> [WORK TO COMPLETE] Set the following entries down again exactly, line by line.

Figure contents as structured data
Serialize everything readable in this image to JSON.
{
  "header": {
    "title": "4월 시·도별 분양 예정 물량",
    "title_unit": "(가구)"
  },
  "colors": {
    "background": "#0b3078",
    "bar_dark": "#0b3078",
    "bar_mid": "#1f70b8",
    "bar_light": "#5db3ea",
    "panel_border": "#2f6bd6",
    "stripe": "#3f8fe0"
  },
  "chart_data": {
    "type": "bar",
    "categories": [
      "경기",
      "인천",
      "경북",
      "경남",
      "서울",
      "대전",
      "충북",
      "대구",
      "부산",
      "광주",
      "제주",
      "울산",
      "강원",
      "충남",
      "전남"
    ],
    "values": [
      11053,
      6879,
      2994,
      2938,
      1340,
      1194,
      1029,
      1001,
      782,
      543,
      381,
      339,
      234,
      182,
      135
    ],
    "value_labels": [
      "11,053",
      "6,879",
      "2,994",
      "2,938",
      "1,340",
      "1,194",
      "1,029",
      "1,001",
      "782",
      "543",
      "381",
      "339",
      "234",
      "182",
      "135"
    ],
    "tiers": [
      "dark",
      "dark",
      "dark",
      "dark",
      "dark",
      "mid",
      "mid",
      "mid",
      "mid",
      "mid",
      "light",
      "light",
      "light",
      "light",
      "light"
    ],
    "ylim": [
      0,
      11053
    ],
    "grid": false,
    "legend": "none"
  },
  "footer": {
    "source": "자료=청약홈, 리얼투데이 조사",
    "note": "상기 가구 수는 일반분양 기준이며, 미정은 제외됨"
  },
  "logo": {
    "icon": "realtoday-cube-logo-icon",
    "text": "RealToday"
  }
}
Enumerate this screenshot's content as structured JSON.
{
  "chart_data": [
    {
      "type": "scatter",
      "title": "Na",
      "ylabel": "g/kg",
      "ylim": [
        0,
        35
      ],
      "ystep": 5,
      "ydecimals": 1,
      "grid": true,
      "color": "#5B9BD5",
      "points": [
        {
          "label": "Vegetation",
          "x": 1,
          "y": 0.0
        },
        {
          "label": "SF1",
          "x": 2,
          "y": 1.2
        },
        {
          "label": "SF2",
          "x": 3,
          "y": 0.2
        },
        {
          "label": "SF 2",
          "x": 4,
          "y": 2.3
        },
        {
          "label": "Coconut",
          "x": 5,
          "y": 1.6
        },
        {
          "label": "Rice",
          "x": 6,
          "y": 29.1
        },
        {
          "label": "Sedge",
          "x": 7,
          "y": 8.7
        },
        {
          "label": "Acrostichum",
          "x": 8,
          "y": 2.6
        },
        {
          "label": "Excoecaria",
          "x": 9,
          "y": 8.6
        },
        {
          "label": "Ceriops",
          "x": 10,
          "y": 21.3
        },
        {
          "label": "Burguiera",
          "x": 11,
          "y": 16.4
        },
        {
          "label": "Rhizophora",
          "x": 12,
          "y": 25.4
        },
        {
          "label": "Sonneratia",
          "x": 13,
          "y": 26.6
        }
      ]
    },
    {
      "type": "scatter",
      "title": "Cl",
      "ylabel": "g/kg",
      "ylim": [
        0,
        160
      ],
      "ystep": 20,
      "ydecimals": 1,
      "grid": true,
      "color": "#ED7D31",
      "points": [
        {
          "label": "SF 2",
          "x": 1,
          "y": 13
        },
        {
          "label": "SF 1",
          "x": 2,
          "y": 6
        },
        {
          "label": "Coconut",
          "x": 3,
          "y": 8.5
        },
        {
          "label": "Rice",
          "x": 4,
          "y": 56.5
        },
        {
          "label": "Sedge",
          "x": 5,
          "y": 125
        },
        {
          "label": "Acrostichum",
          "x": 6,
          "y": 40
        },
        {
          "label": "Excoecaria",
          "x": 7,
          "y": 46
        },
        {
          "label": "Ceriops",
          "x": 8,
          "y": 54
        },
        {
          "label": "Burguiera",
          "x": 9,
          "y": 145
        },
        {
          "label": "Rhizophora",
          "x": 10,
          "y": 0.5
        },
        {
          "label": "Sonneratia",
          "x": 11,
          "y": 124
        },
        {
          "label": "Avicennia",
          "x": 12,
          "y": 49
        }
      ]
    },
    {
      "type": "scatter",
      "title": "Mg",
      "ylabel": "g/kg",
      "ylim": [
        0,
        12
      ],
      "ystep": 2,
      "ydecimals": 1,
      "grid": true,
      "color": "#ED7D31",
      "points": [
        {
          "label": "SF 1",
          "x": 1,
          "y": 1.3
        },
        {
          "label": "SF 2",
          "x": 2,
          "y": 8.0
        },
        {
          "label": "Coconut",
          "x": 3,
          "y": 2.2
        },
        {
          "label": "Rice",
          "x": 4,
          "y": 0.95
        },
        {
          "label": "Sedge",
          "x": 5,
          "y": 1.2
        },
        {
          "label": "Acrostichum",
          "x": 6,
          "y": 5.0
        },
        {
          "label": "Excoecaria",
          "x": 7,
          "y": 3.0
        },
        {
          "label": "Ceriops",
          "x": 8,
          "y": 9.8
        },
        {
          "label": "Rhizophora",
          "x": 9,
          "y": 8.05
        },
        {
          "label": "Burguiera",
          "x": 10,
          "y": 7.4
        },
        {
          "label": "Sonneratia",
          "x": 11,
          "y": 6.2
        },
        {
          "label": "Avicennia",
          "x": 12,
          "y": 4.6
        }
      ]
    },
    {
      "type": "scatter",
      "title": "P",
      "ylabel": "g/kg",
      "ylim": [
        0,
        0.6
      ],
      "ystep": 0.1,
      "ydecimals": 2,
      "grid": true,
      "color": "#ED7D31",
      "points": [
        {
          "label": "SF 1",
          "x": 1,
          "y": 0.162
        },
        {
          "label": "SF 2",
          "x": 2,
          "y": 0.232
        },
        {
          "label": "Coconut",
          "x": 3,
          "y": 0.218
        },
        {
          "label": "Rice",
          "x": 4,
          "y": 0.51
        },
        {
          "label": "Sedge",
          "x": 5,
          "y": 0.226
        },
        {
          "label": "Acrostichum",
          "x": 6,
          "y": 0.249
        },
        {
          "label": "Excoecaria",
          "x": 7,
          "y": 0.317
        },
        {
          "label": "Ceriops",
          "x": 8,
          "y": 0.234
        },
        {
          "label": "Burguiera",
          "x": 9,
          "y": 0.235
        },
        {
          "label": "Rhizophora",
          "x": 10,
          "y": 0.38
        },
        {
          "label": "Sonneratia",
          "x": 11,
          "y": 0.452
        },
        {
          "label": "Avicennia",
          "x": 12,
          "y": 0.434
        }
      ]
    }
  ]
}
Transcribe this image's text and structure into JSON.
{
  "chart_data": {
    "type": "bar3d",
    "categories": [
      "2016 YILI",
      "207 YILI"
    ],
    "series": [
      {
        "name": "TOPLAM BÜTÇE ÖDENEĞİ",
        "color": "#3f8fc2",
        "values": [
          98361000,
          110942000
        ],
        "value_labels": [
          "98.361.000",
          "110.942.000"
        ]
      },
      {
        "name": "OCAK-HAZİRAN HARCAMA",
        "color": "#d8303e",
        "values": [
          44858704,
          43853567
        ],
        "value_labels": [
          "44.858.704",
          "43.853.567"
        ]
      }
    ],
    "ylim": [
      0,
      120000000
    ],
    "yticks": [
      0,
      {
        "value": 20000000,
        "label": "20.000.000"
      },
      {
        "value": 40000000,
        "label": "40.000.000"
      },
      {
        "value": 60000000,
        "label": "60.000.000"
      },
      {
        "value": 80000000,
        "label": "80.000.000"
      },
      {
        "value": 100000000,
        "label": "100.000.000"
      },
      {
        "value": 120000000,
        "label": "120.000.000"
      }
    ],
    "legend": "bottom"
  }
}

> [WRITTEN ANSWER]
Serialize everything readable in this image to JSON.
{
  "header": {
    "title": "4월 시·도별 분양 예정 물량",
    "title_unit": "(가구)"
  },
  "colors": {
    "background": "#0b3078",
    "bar_dark": "#0b3078",
    "bar_mid": "#1f70b8",
    "bar_light": "#5db3ea",
    "panel_border": "#2f6bd6",
    "stripe": "#3f8fe0"
  },
  "chart_data": {
    "type": "bar",
    "categories": [
      "경기",
      "인천",
      "경북",
      "경남",
      "서울",
      "대전",
      "충북",
      "대구",
      "부산",
      "광주",
      "제주",
      "울산",
      "강원",
      "충남",
      "전남"
    ],
    "values": [
      11053,
      6879,
      2994,
      2938,
      1340,
      1194,
      1029,
      1001,
      782,
      543,
      381,
      339,
      234,
      182,
      135
    ],
    "value_labels": [
      "11,053",
      "6,879",
      "2,994",
      "2,938",
      "1,340",
      "1,194",
      "1,029",
      "1,001",
      "782",
      "543",
      "381",
      "339",
      "234",
      "182",
      "135"
    ],
    "tiers": [
      "dark",
      "dark",
      "dark",
      "dark",
      "dark",
      "mid",
      "mid",
      "mid",
      "mid",
      "mid",
      "light",
      "light",
      "light",
      "light",
      "light"
    ],
    "ylim": [
      0,
      11053
    ],
    "grid": false,
    "legend": "none"
  },
  "footer": {
    "source": "자료=청약홈, 리얼투데이 조사",
    "note": "상기 가구 수는 일반분양 기준이며, 미정은 제외됨"
  },
  "logo": {
    "icon": "realtoday-cube-logo-icon",
    "text": "RealToday"
  }
}
Enumerate this screenshot's content as structured JSON.
{
  "chart_data": [
    {
      "type": "scatter",
      "title": "Na",
      "ylabel": "g/kg",
      "ylim": [
        0,
        35
      ],
      "ystep": 5,
      "ydecimals": 1,
      "grid": true,
      "color": "#5B9BD5",
      "points": [
        {
          "label": "Vegetation",
          "x": 1,
          "y": 0.0
        },
        {
          "label": "SF1",
          "x": 2,
          "y": 1.2
        },
        {
          "label": "SF2",
          "x": 3,
          "y": 0.2
        },
        {
          "label": "SF 2",
          "x": 4,
          "y": 2.3
        },
        {
          "label": "Coconut",
          "x": 5,
          "y": 1.6
        },
        {
          "label": "Rice",
          "x": 6,
          "y": 29.1
        },
        {
          "label": "Sedge",
          "x": 7,
          "y": 8.7
        },
        {
          "label": "Acrostichum",
          "x": 8,
          "y": 2.6
        },
        {
          "label": "Excoecaria",
          "x": 9,
          "y": 8.6
        },
        {
          "label": "Ceriops",
          "x": 10,
          "y": 21.3
        },
        {
          "label": "Burguiera",
          "x": 11,
          "y": 16.4
        },
        {
          "label": "Rhizophora",
          "x": 12,
          "y": 25.4
        },
        {
          "label": "Sonneratia",
          "x": 13,
          "y": 26.6
        }
      ]
    },
    {
      "type": "scatter",
      "title": "Cl",
      "ylabel": "g/kg",
      "ylim": [
        0,
        160
      ],
      "ystep": 20,
      "ydecimals": 1,
      "grid": true,
      "color": "#ED7D31",
      "points": [
        {
          "label": "SF 2",
          "x": 1,
          "y": 13
        },
        {
          "label": "SF 1",
          "x": 2,
          "y": 6
        },
        {
          "label": "Coconut",
          "x": 3,
          "y": 8.5
        },
        {
          "label": "Rice",
          "x": 4,
          "y": 56.5
        },
        {
          "label": "Sedge",
          "x": 5,
          "y": 125
        },
        {
          "label": "Acrostichum",
          "x": 6,
          "y": 40
        },
        {
          "label": "Excoecaria",
          "x": 7,
          "y": 46
        },
        {
          "label": "Ceriops",
          "x": 8,
          "y": 54
        },
        {
          "label": "Burguiera",
          "x": 9,
          "y": 145
        },
        {
          "label": "Rhizophora",
          "x": 10,
          "y": 0.5
        },
        {
          "label": "Sonneratia",
          "x": 11,
          "y": 124
        },
        {
          "label": "Avicennia",
          "x": 12,
          "y": 49
        }
      ]
    },
    {
      "type": "scatter",
      "title": "Mg",
      "ylabel": "g/kg",
      "ylim": [
        0,
        12
      ],
      "ystep": 2,
      "ydecimals": 1,
      "grid": true,
      "color": "#ED7D31",
      "points": [
        {
          "label": "SF 1",
          "x": 1,
          "y": 1.3
        },
        {
          "label": "SF 2",
          "x": 2,
          "y": 8.0
        },
        {
          "label": "Coconut",
          "x": 3,
          "y": 2.2
        },
        {
          "label": "Rice",
          "x": 4,
          "y": 0.95
        },
        {
          "label": "Sedge",
          "x": 5,
          "y": 1.2
        },
        {
          "label": "Acrostichum",
          "x": 6,
          "y": 5.0
        },
        {
          "label": "Excoecaria",
          "x": 7,
          "y": 3.0
        },
        {
          "label": "Ceriops",
          "x": 8,
          "y": 9.8
        },
        {
          "label": "Rhizophora",
          "x": 9,
          "y": 8.05
        },
        {
          "label": "Burguiera",
          "x": 10,
          "y": 7.4
        },
        {
          "label": "Sonneratia",
          "x": 11,
          "y": 6.2
        },
        {
          "label": "Avicennia",
          "x": 12,
          "y": 4.6
        }
      ]
    },
    {
      "type": "scatter",
      "title": "P",
      "ylabel": "g/kg",
      "ylim": [
        0,
        0.6
      ],
      "ystep": 0.1,
      "ydecimals": 2,
      "grid": true,
      "color": "#ED7D31",
      "points": [
        {
          "label": "SF 1",
          "x": 1,
          "y": 0.162
        },
        {
          "label": "SF 2",
          "x": 2,
          "y": 0.232
        },
        {
          "label": "Coconut",
          "x": 3,
          "y": 0.218
        },
        {
          "label": "Rice",
          "x": 4,
          "y": 0.51
        },
        {
          "label": "Sedge",
          "x": 5,
          "y": 0.226
        },
        {
          "label": "Acrostichum",
          "x": 6,
          "y": 0.249
        },
        {
          "label": "Excoecaria",
          "x": 7,
          "y": 0.317
        },
        {
          "label": "Ceriops",
          "x": 8,
          "y": 0.234
        },
        {
          "label": "Burguiera",
          "x": 9,
          "y": 0.235
        },
        {
          "label": "Rhizophora",
          "x": 10,
          "y": 0.38
        },
        {
          "label": "Sonneratia",
          "x": 11,
          "y": 0.452
        },
        {
          "label": "Avicennia",
          "x": 12,
          "y": 0.434
        }
      ]
    }
  ]
}
Transcribe this image's text and structure into JSON.
{
  "chart_data": {
    "type": "bar3d",
    "categories": [
      "2016 YILI",
      "207 YILI"
    ],
    "series": [
      {
        "name": "TOPLAM BÜTÇE ÖDENEĞİ",
        "color": "#3f8fc2",
        "values": [
          98361000,
          110942000
        ],
        "value_labels": [
          "98.361.000",
          "110.942.000"
        ]
      },
      {
        "name": "OCAK-HAZİRAN HARCAMA",
        "color": "#d8303e",
        "values": [
          44858704,
          43853567
        ],
        "value_labels": [
          "44.858.704",
          "43.853.567"
        ]
      }
    ],
    "ylim": [
      0,
      120000000
    ],
    "yticks": [
      0,
      {
        "value": 20000000,
        "label": "20.000.000"
      },
      {
        "value": 40000000,
        "label": "40.000.000"
      },
      {
        "value": 60000000,
        "label": "60.000.000"
      },
      {
        "value": 80000000,
        "label": "80.000.000"
      },
      {
        "value": 100000000,
        "label": "100.000.000"
      },
      {
        "value": 120000000,
        "label": "120.000.000"
      }
    ],
    "legend": "bottom"
  }
}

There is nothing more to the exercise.